YOUR TASK:
Quote the entries word for word. Omit the pictures.

[Start of DATA SUPPLIED]

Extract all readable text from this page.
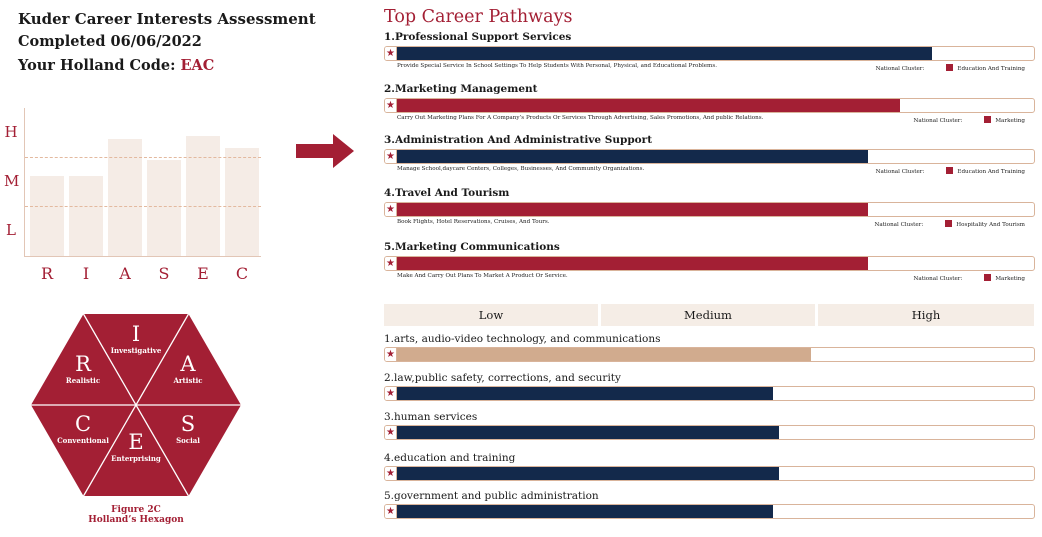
Kuder Career Interests Assessment
Completed 06/06/2022
Your Holland Code: EAC
H
M
L
R	I	A	S	E	C
I
Investigative
A
Artistic
S
Social
E
Enterprising
C
Conventional
R
Realistic
Figure 2C
Holland’s Hexagon
Top Career Pathways
1.Professional Support Services
★
Provide Special Service In School Settings To Help Students With Personal, Physical, and Educational Problems.	National Cluster:	Education And Training
2.Marketing Management
★
Carry Out Marketing Plans For A Company’s Products Or Services Through Advertising, Sales Promotions, And public Relations.	National Cluster:	Marketing
3.Administration And Administrative Support
★
Manage School,daycare Centers, Colleges, Businesses, And Community Organizations.	National Cluster:	Education And Training
4.Travel And Tourism
★
Book Flights, Hotel Reservations, Cruises, And Tours.	National Cluster:	Hospitality And Tourism
5.Marketing Communications
★
Make And Carry Out Plans To Market A Product Or Service.	National Cluster:	Marketing
Low	Medium	High
1.arts, audio-video technology, and communications
★
2.law,public safety, corrections, and security
★
3.human services
★
4.education and training
★
5.government and public administration
★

[End of DATA SUPPLIED]

OUTPUT OF THE EXERCISE:
Extract all readable text from this page.
Kuder Career Interests Assessment
Completed 06/06/2022
Your Holland Code: EAC
H
M
L
R	I	A	S	E	C
I
Investigative
A
Artistic
S
Social
E
Enterprising
C
Conventional
R
Realistic
Figure 2C
Holland’s Hexagon
Top Career Pathways
1.Professional Support Services
★
Provide Special Service In School Settings To Help Students With Personal, Physical, and Educational Problems.	National Cluster:	Education And Training
2.Marketing Management
★
Carry Out Marketing Plans For A Company’s Products Or Services Through Advertising, Sales Promotions, And public Relations.	National Cluster:	Marketing
3.Administration And Administrative Support
★
Manage School,daycare Centers, Colleges, Businesses, And Community Organizations.	National Cluster:	Education And Training
4.Travel And Tourism
★
Book Flights, Hotel Reservations, Cruises, And Tours.	National Cluster:	Hospitality And Tourism
5.Marketing Communications
★
Make And Carry Out Plans To Market A Product Or Service.	National Cluster:	Marketing
Low	Medium	High
1.arts, audio-video technology, and communications
★
2.law,public safety, corrections, and security
★
3.human services
★
4.education and training
★
5.government and public administration
★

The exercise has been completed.